* **INSTRUCTIONS TO FOLLOW**: Can you reproduce all of the lines with every "placeholder-text" switched to "placeholder-desc" and nothing else altered?

(Spatial layout lines)
----------
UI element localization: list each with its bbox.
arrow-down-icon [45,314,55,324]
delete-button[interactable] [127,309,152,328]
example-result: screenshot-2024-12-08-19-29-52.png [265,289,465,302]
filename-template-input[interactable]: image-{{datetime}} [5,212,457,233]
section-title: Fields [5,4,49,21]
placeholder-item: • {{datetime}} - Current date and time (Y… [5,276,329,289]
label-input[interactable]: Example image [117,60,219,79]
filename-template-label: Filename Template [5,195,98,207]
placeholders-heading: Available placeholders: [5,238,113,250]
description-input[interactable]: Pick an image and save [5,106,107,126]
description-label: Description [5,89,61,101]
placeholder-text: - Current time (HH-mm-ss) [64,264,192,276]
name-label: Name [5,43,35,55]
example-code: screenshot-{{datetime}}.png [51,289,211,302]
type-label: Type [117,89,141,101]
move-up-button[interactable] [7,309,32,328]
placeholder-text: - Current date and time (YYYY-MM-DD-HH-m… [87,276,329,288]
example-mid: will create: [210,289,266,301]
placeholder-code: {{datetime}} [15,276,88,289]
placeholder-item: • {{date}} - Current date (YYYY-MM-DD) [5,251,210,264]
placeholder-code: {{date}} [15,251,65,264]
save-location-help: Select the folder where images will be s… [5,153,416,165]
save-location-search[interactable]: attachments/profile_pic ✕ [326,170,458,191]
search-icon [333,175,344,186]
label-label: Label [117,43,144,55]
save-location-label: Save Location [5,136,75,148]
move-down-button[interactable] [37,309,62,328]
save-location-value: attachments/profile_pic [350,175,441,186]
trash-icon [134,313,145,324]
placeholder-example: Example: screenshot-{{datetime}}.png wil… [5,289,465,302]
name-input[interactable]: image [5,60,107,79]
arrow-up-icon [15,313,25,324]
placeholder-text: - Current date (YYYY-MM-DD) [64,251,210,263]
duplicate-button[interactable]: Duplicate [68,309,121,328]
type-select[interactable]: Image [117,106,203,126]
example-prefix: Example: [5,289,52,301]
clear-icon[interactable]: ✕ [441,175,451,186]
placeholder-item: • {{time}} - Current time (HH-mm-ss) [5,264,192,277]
----------
* **OUTPUT OF THE EXERCISE**:
UI element localization: list each with its bbox.
arrow-down-icon [45,314,55,324]
delete-button[interactable] [127,309,152,328]
example-result: screenshot-2024-12-08-19-29-52.png [265,289,465,302]
filename-template-input[interactable]: image-{{datetime}} [5,212,457,233]
section-title: Fields [5,4,49,21]
placeholder-item: • {{datetime}} - Current date and time (Y… [5,276,329,289]
label-input[interactable]: Example image [117,60,219,79]
filename-template-label: Filename Template [5,195,98,207]
placeholders-heading: Available placeholders: [5,238,113,250]
description-input[interactable]: Pick an image and save [5,106,107,126]
description-label: Description [5,89,61,101]
placeholder-desc: - Current time (HH-mm-ss) [64,264,192,276]
name-label: Name [5,43,35,55]
example-code: screenshot-{{datetime}}.png [51,289,211,302]
type-label: Type [117,89,141,101]
move-up-button[interactable] [7,309,32,328]
placeholder-desc: - Current date and time (YYYY-MM-DD-HH-m… [87,276,329,288]
example-mid: will create: [210,289,266,301]
placeholder-code: {{datetime}} [15,276,88,289]
placeholder-item: • {{date}} - Current date (YYYY-MM-DD) [5,251,210,264]
placeholder-code: {{date}} [15,251,65,264]
save-location-help: Select the folder where images will be s… [5,153,416,165]
save-location-search[interactable]: attachments/profile_pic ✕ [326,170,458,191]
search-icon [333,175,344,186]
label-label: Label [117,43,144,55]
save-location-label: Save Location [5,136,75,148]
move-down-button[interactable] [37,309,62,328]
save-location-value: attachments/profile_pic [350,175,441,186]
trash-icon [134,313,145,324]
placeholder-example: Example: screenshot-{{datetime}}.png wil… [5,289,465,302]
name-input[interactable]: image [5,60,107,79]
arrow-up-icon [15,313,25,324]
placeholder-desc: - Current date (YYYY-MM-DD) [64,251,210,263]
duplicate-button[interactable]: Duplicate [68,309,121,328]
type-select[interactable]: Image [117,106,203,126]
example-prefix: Example: [5,289,52,301]
clear-icon[interactable]: ✕ [441,175,451,186]
placeholder-item: • {{time}} - Current time (HH-mm-ss) [5,264,192,277]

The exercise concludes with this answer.